Given records:
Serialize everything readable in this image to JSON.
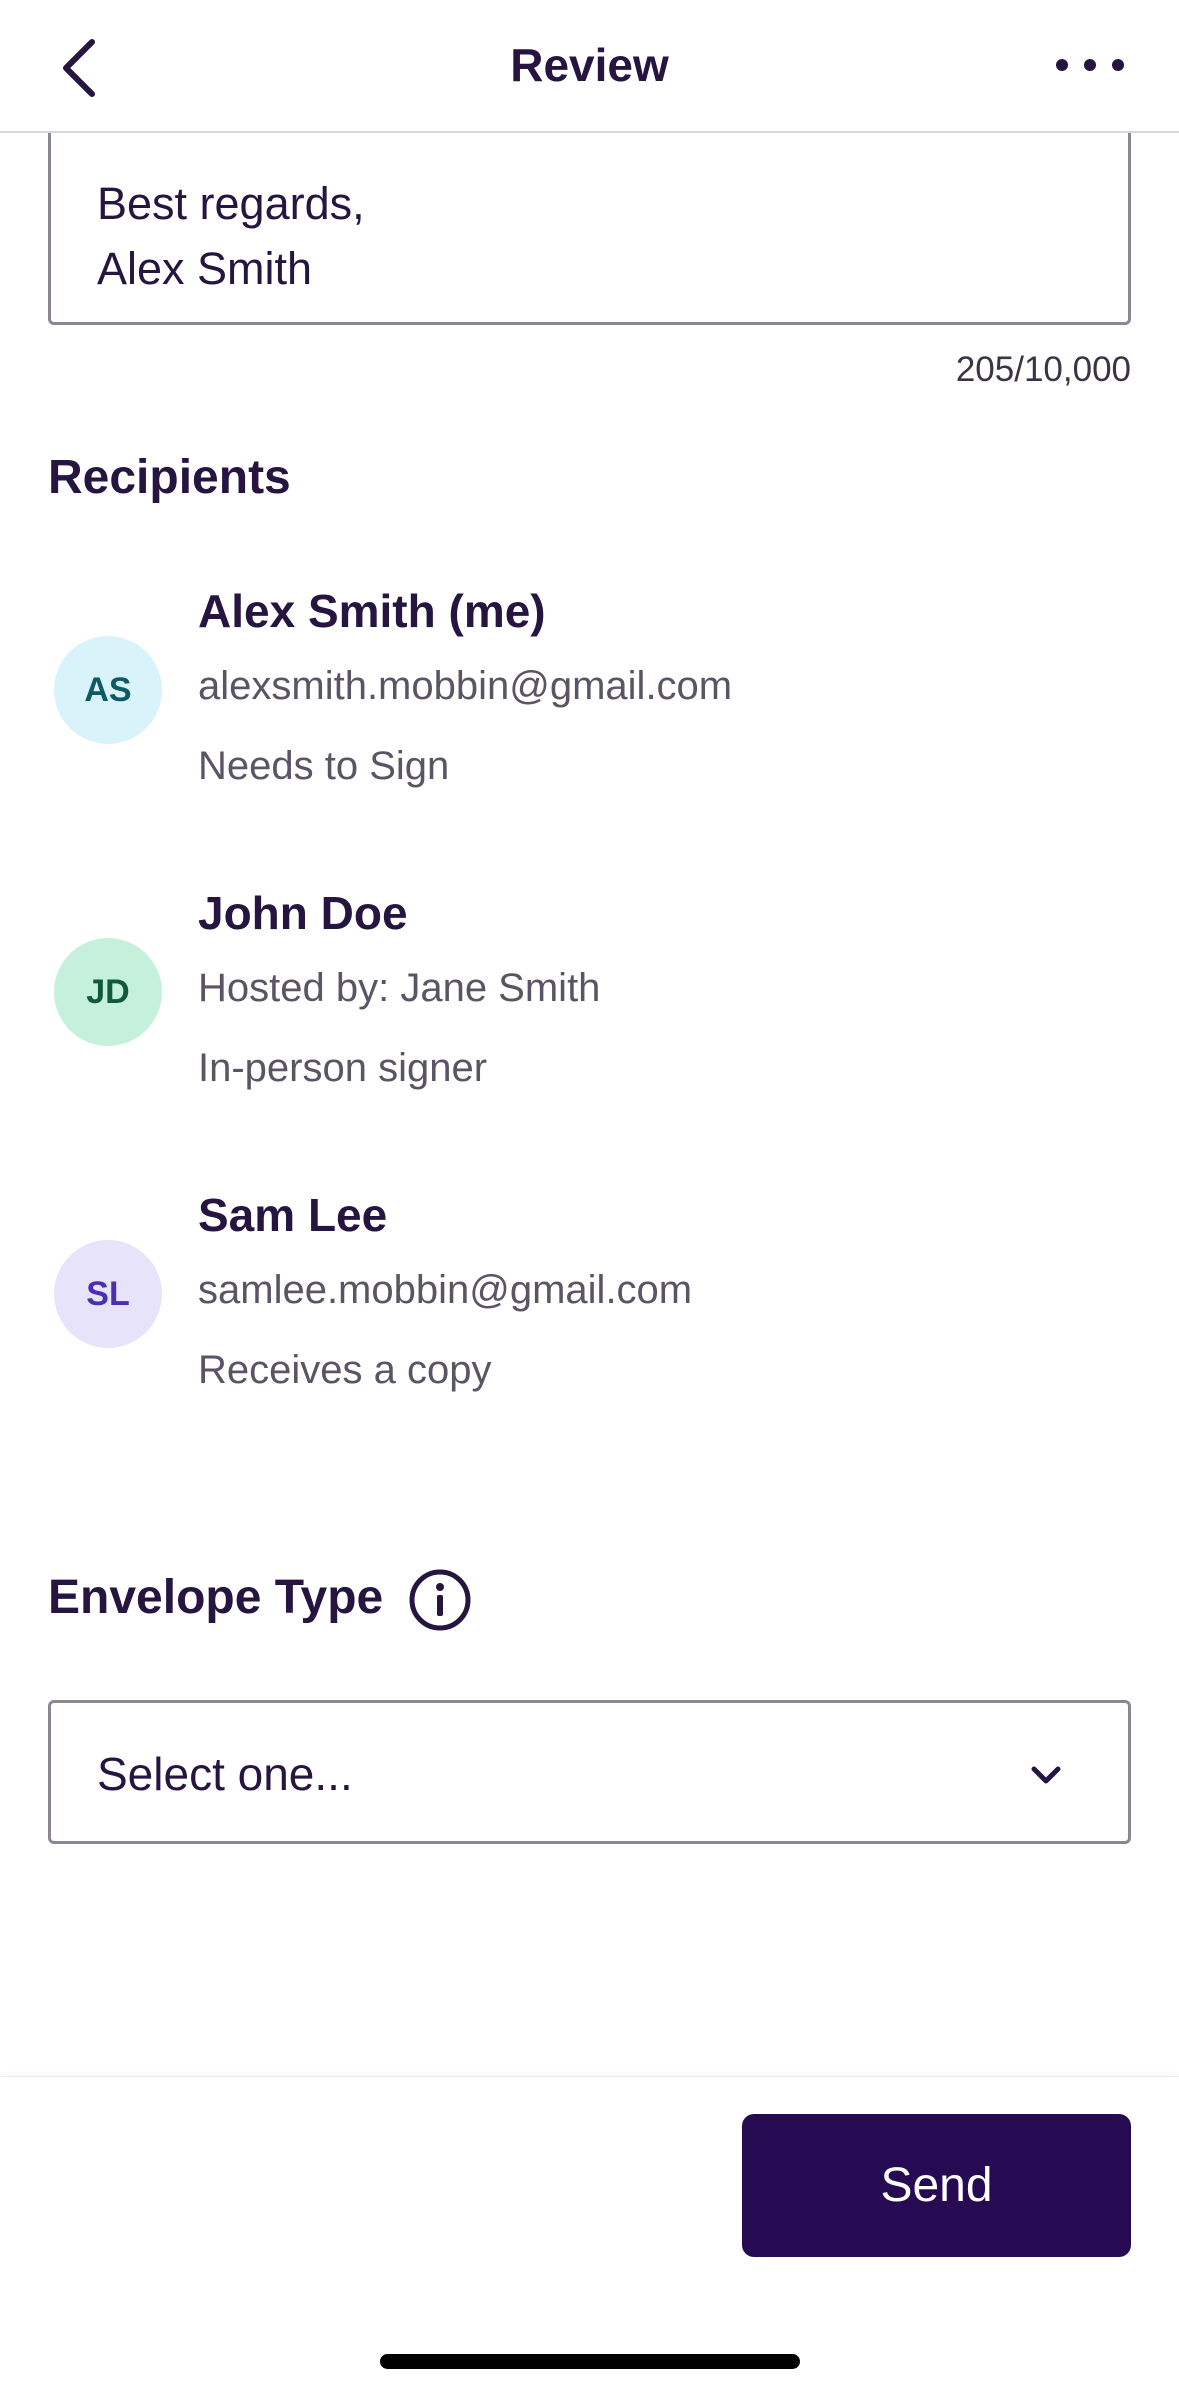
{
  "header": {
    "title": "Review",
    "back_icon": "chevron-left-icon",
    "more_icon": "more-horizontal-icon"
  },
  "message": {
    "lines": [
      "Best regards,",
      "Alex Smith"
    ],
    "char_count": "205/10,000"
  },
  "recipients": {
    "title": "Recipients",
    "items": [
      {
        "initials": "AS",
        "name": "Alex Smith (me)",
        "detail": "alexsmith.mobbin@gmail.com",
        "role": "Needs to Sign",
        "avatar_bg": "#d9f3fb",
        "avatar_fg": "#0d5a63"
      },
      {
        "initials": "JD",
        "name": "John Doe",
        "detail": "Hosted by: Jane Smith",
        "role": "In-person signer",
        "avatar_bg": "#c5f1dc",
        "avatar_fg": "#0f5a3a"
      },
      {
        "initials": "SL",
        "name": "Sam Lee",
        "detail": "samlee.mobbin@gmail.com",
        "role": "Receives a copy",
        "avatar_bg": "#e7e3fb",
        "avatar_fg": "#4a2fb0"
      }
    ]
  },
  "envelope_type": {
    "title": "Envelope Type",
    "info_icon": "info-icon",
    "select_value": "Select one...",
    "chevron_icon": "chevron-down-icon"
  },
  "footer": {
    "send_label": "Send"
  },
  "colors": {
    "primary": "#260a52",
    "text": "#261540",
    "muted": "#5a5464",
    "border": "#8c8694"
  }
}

Task description: Work out how many lines in the entries hold the string "role". Your answer should consist solely of that number.

Solution for this task: 3